## Given exercise
Track down each line that has the word "populares" and copy it.
[start Material for the task]
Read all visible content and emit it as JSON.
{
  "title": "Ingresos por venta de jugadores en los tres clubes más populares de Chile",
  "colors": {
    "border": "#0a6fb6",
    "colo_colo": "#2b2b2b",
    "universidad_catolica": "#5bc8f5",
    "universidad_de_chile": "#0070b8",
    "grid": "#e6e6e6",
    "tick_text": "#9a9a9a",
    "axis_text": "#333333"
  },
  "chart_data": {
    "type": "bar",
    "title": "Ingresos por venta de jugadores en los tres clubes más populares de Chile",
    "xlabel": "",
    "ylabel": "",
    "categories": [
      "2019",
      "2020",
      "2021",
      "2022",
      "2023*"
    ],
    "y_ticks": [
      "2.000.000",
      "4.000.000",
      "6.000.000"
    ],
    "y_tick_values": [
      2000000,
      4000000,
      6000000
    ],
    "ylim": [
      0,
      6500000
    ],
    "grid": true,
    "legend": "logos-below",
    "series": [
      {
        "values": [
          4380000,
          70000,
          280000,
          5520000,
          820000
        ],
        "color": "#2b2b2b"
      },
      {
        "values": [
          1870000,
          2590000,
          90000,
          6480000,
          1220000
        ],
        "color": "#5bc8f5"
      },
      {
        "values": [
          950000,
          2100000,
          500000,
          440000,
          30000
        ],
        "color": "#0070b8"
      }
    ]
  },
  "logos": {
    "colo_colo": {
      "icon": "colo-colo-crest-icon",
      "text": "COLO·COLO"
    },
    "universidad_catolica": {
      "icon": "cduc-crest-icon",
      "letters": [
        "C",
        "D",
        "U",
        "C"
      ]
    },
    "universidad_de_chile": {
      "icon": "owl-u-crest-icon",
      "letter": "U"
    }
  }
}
[end Material for the task]
## Result
  "title": "Ingresos por venta de jugadores en los tres clubes más populares de Chile",
    "title": "Ingresos por venta de jugadores en los tres clubes más populares de Chile",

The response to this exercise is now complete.